- _Problem requirements_
Copy out all the data, word for word.

Stored records
- - - - -

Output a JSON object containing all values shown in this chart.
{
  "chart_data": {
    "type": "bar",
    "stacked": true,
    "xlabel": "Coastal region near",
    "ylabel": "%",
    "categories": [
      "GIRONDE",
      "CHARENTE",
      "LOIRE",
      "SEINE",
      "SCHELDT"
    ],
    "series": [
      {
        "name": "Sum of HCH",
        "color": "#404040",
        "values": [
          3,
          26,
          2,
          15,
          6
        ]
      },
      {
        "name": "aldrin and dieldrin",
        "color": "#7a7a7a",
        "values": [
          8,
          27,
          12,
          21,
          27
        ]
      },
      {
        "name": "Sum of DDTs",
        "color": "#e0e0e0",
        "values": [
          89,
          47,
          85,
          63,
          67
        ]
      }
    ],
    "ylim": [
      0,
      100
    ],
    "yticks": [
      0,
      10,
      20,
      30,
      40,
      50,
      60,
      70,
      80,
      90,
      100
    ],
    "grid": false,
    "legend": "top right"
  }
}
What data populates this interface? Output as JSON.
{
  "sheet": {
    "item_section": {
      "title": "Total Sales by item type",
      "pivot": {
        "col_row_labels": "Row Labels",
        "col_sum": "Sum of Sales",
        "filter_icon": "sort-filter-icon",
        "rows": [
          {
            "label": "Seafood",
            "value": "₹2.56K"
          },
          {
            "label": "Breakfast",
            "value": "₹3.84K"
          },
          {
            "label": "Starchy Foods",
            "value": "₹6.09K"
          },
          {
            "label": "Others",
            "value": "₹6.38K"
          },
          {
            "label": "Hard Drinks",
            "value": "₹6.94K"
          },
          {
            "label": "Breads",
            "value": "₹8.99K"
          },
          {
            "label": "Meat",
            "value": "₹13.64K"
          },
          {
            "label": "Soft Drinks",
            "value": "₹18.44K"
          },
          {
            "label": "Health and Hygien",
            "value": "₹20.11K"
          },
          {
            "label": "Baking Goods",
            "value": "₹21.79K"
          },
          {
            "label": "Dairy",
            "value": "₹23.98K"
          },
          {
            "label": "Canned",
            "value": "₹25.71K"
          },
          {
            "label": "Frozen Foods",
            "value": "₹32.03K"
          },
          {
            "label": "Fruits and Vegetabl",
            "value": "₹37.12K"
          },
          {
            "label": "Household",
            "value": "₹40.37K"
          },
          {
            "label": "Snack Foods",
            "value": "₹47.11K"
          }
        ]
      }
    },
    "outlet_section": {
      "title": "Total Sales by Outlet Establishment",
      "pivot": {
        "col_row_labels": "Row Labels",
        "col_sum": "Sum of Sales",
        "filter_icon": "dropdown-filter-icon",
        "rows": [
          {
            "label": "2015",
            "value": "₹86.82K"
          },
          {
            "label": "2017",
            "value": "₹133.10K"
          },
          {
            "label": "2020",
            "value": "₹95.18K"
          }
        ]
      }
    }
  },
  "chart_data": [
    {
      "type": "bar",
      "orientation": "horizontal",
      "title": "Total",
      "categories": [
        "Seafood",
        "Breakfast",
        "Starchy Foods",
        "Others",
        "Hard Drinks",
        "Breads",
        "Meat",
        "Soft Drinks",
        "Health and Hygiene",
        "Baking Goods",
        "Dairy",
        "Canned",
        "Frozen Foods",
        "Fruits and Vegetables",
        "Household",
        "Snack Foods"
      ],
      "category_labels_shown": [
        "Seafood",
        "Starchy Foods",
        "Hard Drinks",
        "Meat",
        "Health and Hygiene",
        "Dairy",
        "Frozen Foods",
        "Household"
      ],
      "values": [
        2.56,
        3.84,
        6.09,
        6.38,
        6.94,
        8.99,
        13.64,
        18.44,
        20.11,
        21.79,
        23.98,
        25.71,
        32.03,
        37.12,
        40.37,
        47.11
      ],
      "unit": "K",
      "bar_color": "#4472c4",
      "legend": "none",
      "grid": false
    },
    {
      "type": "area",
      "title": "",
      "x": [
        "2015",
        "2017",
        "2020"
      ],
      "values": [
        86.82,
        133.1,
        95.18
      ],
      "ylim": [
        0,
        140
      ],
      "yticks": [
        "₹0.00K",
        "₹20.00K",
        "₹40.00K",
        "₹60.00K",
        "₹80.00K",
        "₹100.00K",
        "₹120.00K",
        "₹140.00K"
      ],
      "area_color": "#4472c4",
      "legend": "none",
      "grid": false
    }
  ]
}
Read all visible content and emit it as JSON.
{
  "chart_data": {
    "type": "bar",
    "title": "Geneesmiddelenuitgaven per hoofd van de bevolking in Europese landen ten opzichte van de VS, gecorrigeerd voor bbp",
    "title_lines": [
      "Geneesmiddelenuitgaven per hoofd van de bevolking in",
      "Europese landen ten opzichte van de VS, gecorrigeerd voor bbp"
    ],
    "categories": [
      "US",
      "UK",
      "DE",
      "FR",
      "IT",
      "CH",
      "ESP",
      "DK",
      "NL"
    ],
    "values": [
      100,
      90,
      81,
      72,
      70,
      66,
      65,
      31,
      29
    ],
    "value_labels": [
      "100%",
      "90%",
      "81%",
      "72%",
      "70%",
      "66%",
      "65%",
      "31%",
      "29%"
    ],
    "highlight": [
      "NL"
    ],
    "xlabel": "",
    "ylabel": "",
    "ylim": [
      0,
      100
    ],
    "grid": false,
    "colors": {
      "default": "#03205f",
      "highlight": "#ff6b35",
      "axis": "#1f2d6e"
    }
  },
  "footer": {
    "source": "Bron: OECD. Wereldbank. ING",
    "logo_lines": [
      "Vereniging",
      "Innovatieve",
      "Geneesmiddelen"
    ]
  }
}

- - - - -

- _The solution_
Output a JSON object containing all values shown in this chart.
{
  "chart_data": {
    "type": "bar",
    "stacked": true,
    "xlabel": "Coastal region near",
    "ylabel": "%",
    "categories": [
      "GIRONDE",
      "CHARENTE",
      "LOIRE",
      "SEINE",
      "SCHELDT"
    ],
    "series": [
      {
        "name": "Sum of HCH",
        "color": "#404040",
        "values": [
          3,
          26,
          2,
          15,
          6
        ]
      },
      {
        "name": "aldrin and dieldrin",
        "color": "#7a7a7a",
        "values": [
          8,
          27,
          12,
          21,
          27
        ]
      },
      {
        "name": "Sum of DDTs",
        "color": "#e0e0e0",
        "values": [
          89,
          47,
          85,
          63,
          67
        ]
      }
    ],
    "ylim": [
      0,
      100
    ],
    "yticks": [
      0,
      10,
      20,
      30,
      40,
      50,
      60,
      70,
      80,
      90,
      100
    ],
    "grid": false,
    "legend": "top right"
  }
}
What data populates this interface? Output as JSON.
{
  "sheet": {
    "item_section": {
      "title": "Total Sales by item type",
      "pivot": {
        "col_row_labels": "Row Labels",
        "col_sum": "Sum of Sales",
        "filter_icon": "sort-filter-icon",
        "rows": [
          {
            "label": "Seafood",
            "value": "₹2.56K"
          },
          {
            "label": "Breakfast",
            "value": "₹3.84K"
          },
          {
            "label": "Starchy Foods",
            "value": "₹6.09K"
          },
          {
            "label": "Others",
            "value": "₹6.38K"
          },
          {
            "label": "Hard Drinks",
            "value": "₹6.94K"
          },
          {
            "label": "Breads",
            "value": "₹8.99K"
          },
          {
            "label": "Meat",
            "value": "₹13.64K"
          },
          {
            "label": "Soft Drinks",
            "value": "₹18.44K"
          },
          {
            "label": "Health and Hygien",
            "value": "₹20.11K"
          },
          {
            "label": "Baking Goods",
            "value": "₹21.79K"
          },
          {
            "label": "Dairy",
            "value": "₹23.98K"
          },
          {
            "label": "Canned",
            "value": "₹25.71K"
          },
          {
            "label": "Frozen Foods",
            "value": "₹32.03K"
          },
          {
            "label": "Fruits and Vegetabl",
            "value": "₹37.12K"
          },
          {
            "label": "Household",
            "value": "₹40.37K"
          },
          {
            "label": "Snack Foods",
            "value": "₹47.11K"
          }
        ]
      }
    },
    "outlet_section": {
      "title": "Total Sales by Outlet Establishment",
      "pivot": {
        "col_row_labels": "Row Labels",
        "col_sum": "Sum of Sales",
        "filter_icon": "dropdown-filter-icon",
        "rows": [
          {
            "label": "2015",
            "value": "₹86.82K"
          },
          {
            "label": "2017",
            "value": "₹133.10K"
          },
          {
            "label": "2020",
            "value": "₹95.18K"
          }
        ]
      }
    }
  },
  "chart_data": [
    {
      "type": "bar",
      "orientation": "horizontal",
      "title": "Total",
      "categories": [
        "Seafood",
        "Breakfast",
        "Starchy Foods",
        "Others",
        "Hard Drinks",
        "Breads",
        "Meat",
        "Soft Drinks",
        "Health and Hygiene",
        "Baking Goods",
        "Dairy",
        "Canned",
        "Frozen Foods",
        "Fruits and Vegetables",
        "Household",
        "Snack Foods"
      ],
      "category_labels_shown": [
        "Seafood",
        "Starchy Foods",
        "Hard Drinks",
        "Meat",
        "Health and Hygiene",
        "Dairy",
        "Frozen Foods",
        "Household"
      ],
      "values": [
        2.56,
        3.84,
        6.09,
        6.38,
        6.94,
        8.99,
        13.64,
        18.44,
        20.11,
        21.79,
        23.98,
        25.71,
        32.03,
        37.12,
        40.37,
        47.11
      ],
      "unit": "K",
      "bar_color": "#4472c4",
      "legend": "none",
      "grid": false
    },
    {
      "type": "area",
      "title": "",
      "x": [
        "2015",
        "2017",
        "2020"
      ],
      "values": [
        86.82,
        133.1,
        95.18
      ],
      "ylim": [
        0,
        140
      ],
      "yticks": [
        "₹0.00K",
        "₹20.00K",
        "₹40.00K",
        "₹60.00K",
        "₹80.00K",
        "₹100.00K",
        "₹120.00K",
        "₹140.00K"
      ],
      "area_color": "#4472c4",
      "legend": "none",
      "grid": false
    }
  ]
}
Read all visible content and emit it as JSON.
{
  "chart_data": {
    "type": "bar",
    "title": "Geneesmiddelenuitgaven per hoofd van de bevolking in Europese landen ten opzichte van de VS, gecorrigeerd voor bbp",
    "title_lines": [
      "Geneesmiddelenuitgaven per hoofd van de bevolking in",
      "Europese landen ten opzichte van de VS, gecorrigeerd voor bbp"
    ],
    "categories": [
      "US",
      "UK",
      "DE",
      "FR",
      "IT",
      "CH",
      "ESP",
      "DK",
      "NL"
    ],
    "values": [
      100,
      90,
      81,
      72,
      70,
      66,
      65,
      31,
      29
    ],
    "value_labels": [
      "100%",
      "90%",
      "81%",
      "72%",
      "70%",
      "66%",
      "65%",
      "31%",
      "29%"
    ],
    "highlight": [
      "NL"
    ],
    "xlabel": "",
    "ylabel": "",
    "ylim": [
      0,
      100
    ],
    "grid": false,
    "colors": {
      "default": "#03205f",
      "highlight": "#ff6b35",
      "axis": "#1f2d6e"
    }
  },
  "footer": {
    "source": "Bron: OECD. Wereldbank. ING",
    "logo_lines": [
      "Vereniging",
      "Innovatieve",
      "Geneesmiddelen"
    ]
  }
}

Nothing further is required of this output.